**PROVIDED ENTRIES**
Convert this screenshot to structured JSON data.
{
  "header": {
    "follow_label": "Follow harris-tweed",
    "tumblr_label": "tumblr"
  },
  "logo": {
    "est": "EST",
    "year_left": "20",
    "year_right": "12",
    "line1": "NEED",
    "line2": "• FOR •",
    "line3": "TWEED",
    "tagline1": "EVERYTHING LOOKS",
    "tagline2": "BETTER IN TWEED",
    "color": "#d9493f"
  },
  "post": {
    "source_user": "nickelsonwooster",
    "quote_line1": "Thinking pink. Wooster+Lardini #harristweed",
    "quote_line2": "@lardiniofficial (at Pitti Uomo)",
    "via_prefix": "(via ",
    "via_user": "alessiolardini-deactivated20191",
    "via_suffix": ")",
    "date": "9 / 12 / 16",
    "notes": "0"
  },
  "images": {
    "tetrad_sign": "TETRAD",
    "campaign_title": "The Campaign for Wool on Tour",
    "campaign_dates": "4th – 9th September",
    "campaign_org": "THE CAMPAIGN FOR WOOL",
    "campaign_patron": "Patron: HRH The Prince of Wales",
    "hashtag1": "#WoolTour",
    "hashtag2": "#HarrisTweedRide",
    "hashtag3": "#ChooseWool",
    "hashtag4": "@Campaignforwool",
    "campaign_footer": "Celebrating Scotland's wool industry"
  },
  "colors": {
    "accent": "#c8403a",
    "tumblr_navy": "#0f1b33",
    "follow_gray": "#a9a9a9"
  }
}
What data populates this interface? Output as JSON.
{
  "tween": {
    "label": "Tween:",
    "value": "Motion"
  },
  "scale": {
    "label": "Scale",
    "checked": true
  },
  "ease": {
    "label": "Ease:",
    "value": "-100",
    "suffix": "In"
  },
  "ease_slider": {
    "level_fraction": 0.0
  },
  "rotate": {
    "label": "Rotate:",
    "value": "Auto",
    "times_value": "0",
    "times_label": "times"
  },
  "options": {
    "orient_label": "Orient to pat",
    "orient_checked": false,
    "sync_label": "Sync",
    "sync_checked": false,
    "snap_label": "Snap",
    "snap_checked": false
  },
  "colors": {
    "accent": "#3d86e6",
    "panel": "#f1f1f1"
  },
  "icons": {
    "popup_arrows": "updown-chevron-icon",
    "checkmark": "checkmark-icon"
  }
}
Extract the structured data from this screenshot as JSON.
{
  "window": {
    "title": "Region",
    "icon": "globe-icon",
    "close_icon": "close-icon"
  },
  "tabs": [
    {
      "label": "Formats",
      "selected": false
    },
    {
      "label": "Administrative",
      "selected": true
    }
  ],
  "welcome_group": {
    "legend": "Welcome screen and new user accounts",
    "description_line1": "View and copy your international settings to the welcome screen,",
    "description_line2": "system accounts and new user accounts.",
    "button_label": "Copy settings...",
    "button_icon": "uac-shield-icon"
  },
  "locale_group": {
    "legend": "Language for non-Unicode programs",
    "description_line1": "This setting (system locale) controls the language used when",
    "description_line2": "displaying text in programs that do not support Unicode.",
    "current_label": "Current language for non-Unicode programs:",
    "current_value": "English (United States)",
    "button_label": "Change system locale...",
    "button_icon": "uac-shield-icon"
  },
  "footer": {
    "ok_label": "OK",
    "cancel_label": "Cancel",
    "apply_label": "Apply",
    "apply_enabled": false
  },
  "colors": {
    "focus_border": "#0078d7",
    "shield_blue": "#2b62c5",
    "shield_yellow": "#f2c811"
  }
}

**AIM**
Produce an exact copy of every entry above.

**RESULT**
Convert this screenshot to structured JSON data.
{
  "header": {
    "follow_label": "Follow harris-tweed",
    "tumblr_label": "tumblr"
  },
  "logo": {
    "est": "EST",
    "year_left": "20",
    "year_right": "12",
    "line1": "NEED",
    "line2": "• FOR •",
    "line3": "TWEED",
    "tagline1": "EVERYTHING LOOKS",
    "tagline2": "BETTER IN TWEED",
    "color": "#d9493f"
  },
  "post": {
    "source_user": "nickelsonwooster",
    "quote_line1": "Thinking pink. Wooster+Lardini #harristweed",
    "quote_line2": "@lardiniofficial (at Pitti Uomo)",
    "via_prefix": "(via ",
    "via_user": "alessiolardini-deactivated20191",
    "via_suffix": ")",
    "date": "9 / 12 / 16",
    "notes": "0"
  },
  "images": {
    "tetrad_sign": "TETRAD",
    "campaign_title": "The Campaign for Wool on Tour",
    "campaign_dates": "4th – 9th September",
    "campaign_org": "THE CAMPAIGN FOR WOOL",
    "campaign_patron": "Patron: HRH The Prince of Wales",
    "hashtag1": "#WoolTour",
    "hashtag2": "#HarrisTweedRide",
    "hashtag3": "#ChooseWool",
    "hashtag4": "@Campaignforwool",
    "campaign_footer": "Celebrating Scotland's wool industry"
  },
  "colors": {
    "accent": "#c8403a",
    "tumblr_navy": "#0f1b33",
    "follow_gray": "#a9a9a9"
  }
}
What data populates this interface? Output as JSON.
{
  "tween": {
    "label": "Tween:",
    "value": "Motion"
  },
  "scale": {
    "label": "Scale",
    "checked": true
  },
  "ease": {
    "label": "Ease:",
    "value": "-100",
    "suffix": "In"
  },
  "ease_slider": {
    "level_fraction": 0.0
  },
  "rotate": {
    "label": "Rotate:",
    "value": "Auto",
    "times_value": "0",
    "times_label": "times"
  },
  "options": {
    "orient_label": "Orient to pat",
    "orient_checked": false,
    "sync_label": "Sync",
    "sync_checked": false,
    "snap_label": "Snap",
    "snap_checked": false
  },
  "colors": {
    "accent": "#3d86e6",
    "panel": "#f1f1f1"
  },
  "icons": {
    "popup_arrows": "updown-chevron-icon",
    "checkmark": "checkmark-icon"
  }
}
Extract the structured data from this screenshot as JSON.
{
  "window": {
    "title": "Region",
    "icon": "globe-icon",
    "close_icon": "close-icon"
  },
  "tabs": [
    {
      "label": "Formats",
      "selected": false
    },
    {
      "label": "Administrative",
      "selected": true
    }
  ],
  "welcome_group": {
    "legend": "Welcome screen and new user accounts",
    "description_line1": "View and copy your international settings to the welcome screen,",
    "description_line2": "system accounts and new user accounts.",
    "button_label": "Copy settings...",
    "button_icon": "uac-shield-icon"
  },
  "locale_group": {
    "legend": "Language for non-Unicode programs",
    "description_line1": "This setting (system locale) controls the language used when",
    "description_line2": "displaying text in programs that do not support Unicode.",
    "current_label": "Current language for non-Unicode programs:",
    "current_value": "English (United States)",
    "button_label": "Change system locale...",
    "button_icon": "uac-shield-icon"
  },
  "footer": {
    "ok_label": "OK",
    "cancel_label": "Cancel",
    "apply_label": "Apply",
    "apply_enabled": false
  },
  "colors": {
    "focus_border": "#0078d7",
    "shield_blue": "#2b62c5",
    "shield_yellow": "#f2c811"
  }
}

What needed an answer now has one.